__Aim of the exercise__
Each line below either holds the string "units" or doesn't. Count those that do and give only the number.

__Information given__
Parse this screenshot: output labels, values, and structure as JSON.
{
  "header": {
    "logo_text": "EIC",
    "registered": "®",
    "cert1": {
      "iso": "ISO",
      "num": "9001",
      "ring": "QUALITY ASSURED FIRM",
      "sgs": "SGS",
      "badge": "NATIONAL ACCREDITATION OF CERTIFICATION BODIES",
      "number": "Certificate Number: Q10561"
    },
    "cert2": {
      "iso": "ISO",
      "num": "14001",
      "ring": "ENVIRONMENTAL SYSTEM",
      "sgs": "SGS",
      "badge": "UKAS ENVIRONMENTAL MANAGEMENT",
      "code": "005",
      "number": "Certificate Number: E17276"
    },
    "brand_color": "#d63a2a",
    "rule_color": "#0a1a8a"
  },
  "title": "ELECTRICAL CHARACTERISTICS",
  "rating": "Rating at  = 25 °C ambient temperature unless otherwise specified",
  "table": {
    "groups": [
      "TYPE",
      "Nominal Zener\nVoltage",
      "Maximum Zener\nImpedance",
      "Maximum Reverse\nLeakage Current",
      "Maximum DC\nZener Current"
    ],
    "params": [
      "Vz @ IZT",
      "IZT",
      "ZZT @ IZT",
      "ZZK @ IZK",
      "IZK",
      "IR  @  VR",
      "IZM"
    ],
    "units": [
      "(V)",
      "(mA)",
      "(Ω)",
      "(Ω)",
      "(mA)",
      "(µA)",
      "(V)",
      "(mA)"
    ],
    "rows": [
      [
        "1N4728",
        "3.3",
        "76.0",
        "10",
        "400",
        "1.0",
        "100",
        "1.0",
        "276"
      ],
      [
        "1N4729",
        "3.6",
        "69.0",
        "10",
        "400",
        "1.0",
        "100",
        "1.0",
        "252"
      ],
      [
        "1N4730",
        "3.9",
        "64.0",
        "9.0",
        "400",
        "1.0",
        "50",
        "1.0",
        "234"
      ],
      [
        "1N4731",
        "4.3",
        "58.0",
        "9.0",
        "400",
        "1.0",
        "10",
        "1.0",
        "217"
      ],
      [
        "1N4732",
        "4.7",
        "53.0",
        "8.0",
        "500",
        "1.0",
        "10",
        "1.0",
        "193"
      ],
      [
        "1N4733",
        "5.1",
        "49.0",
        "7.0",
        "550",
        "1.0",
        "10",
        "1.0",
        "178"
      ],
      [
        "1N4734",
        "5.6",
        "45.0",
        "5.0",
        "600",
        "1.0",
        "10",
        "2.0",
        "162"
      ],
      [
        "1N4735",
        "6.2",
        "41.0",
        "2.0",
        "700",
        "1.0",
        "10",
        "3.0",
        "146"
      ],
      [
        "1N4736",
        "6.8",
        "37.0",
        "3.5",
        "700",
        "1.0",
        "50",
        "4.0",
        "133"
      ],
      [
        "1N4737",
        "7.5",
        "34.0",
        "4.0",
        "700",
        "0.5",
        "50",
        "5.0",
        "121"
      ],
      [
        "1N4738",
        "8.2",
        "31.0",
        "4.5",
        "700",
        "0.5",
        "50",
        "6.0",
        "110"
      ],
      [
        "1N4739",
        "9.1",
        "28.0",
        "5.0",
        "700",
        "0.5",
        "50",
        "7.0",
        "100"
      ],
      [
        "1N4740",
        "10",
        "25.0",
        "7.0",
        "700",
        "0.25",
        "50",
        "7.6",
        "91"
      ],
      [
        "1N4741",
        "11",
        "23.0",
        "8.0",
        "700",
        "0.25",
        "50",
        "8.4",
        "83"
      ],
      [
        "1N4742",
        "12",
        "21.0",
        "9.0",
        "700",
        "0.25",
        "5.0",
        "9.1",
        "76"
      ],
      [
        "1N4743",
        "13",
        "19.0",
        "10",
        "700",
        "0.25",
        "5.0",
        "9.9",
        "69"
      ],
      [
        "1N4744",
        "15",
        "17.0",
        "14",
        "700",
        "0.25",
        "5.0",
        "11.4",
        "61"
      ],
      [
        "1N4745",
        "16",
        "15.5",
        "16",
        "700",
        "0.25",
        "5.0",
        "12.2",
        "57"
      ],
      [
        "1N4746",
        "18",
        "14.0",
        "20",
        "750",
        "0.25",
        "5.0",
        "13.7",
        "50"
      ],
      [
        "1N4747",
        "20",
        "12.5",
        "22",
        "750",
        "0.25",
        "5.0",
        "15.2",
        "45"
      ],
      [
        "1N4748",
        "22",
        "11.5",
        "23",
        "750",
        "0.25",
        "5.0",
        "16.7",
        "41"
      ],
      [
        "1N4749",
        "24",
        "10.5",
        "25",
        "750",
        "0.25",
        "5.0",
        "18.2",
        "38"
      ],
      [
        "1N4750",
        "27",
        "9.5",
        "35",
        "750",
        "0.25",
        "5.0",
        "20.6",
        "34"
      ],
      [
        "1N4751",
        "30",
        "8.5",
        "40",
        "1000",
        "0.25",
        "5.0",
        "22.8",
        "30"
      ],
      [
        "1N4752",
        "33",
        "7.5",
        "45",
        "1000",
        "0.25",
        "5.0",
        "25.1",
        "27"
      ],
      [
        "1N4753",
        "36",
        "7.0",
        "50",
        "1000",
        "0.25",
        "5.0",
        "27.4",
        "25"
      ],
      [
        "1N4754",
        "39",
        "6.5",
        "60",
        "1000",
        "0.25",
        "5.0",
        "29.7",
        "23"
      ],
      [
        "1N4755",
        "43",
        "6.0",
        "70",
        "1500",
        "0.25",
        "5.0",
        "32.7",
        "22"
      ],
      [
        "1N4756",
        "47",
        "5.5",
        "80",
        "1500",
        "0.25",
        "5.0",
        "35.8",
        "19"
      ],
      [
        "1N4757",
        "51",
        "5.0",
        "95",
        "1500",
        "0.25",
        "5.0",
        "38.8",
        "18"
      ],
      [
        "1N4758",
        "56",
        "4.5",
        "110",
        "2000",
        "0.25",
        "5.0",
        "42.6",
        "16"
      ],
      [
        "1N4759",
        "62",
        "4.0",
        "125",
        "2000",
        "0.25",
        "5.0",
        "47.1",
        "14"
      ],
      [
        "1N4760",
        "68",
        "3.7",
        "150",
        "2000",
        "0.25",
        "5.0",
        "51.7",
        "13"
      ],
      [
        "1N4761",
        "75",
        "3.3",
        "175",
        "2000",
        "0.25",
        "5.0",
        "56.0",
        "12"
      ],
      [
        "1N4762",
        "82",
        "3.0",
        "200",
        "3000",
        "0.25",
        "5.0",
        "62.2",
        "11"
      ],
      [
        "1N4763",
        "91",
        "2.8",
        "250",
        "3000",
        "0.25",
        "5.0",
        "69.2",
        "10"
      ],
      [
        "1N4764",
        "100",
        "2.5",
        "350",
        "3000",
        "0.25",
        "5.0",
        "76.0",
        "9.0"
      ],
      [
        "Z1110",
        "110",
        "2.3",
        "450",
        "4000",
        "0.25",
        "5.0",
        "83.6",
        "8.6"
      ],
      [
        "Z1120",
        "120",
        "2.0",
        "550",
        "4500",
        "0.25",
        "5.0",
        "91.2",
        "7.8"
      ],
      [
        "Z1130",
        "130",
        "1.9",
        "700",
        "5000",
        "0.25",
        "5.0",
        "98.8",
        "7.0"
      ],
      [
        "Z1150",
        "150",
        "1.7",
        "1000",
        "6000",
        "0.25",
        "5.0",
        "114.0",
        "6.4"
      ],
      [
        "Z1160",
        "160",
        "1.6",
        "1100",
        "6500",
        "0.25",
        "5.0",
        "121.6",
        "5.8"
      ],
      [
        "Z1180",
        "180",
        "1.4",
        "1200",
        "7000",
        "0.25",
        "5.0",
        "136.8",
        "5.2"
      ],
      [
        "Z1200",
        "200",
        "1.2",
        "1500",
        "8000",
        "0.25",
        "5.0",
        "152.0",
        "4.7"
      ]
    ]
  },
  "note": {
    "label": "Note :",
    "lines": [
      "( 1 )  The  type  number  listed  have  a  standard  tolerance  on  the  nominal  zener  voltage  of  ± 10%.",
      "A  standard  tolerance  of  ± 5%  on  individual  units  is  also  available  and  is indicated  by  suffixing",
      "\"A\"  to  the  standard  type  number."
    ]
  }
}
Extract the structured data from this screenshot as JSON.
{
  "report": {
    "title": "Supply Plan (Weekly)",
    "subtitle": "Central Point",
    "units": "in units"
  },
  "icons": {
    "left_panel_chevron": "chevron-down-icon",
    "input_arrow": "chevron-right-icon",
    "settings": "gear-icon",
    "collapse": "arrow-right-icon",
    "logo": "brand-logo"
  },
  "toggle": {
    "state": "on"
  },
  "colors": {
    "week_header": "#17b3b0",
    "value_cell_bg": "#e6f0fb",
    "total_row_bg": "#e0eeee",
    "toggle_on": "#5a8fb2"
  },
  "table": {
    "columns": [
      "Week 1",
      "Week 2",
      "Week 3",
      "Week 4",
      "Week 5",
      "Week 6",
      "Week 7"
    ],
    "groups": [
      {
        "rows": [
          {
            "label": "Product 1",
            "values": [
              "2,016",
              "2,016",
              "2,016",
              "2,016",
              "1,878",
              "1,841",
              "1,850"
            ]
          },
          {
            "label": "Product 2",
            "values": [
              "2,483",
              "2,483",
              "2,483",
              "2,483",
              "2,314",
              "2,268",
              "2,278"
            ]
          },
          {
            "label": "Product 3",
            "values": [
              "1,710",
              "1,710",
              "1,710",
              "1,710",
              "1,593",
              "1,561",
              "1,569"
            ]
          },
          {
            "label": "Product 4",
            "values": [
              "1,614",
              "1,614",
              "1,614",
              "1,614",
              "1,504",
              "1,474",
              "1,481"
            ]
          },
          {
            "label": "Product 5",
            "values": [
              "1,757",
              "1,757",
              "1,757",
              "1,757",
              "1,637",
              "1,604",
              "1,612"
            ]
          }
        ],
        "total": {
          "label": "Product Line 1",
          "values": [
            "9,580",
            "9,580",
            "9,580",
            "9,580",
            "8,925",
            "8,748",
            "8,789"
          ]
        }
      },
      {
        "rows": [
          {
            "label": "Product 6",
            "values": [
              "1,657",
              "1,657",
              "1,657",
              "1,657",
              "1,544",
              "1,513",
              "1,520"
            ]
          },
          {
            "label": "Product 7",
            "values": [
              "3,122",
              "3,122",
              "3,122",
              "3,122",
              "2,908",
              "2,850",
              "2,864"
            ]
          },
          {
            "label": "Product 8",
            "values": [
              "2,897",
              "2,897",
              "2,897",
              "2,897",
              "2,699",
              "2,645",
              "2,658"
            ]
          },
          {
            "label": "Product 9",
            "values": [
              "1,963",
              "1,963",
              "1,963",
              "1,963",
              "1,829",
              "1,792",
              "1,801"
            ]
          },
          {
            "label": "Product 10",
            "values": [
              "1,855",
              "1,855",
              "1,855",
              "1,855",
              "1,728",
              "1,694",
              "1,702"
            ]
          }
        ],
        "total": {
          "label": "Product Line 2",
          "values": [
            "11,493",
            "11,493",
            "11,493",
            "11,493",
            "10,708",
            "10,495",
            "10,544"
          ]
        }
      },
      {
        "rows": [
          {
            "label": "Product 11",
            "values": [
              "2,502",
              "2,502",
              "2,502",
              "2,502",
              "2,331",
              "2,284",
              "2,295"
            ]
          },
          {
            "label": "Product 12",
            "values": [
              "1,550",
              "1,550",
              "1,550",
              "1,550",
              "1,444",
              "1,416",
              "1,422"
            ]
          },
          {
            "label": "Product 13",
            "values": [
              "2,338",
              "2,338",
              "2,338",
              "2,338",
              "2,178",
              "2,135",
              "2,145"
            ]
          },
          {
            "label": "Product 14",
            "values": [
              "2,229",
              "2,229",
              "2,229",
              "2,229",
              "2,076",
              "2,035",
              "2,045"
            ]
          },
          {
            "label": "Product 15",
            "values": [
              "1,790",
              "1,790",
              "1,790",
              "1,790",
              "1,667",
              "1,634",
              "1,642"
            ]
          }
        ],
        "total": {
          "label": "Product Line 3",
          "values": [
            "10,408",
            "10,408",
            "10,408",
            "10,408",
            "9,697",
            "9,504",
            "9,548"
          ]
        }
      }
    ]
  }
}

__Full response__
3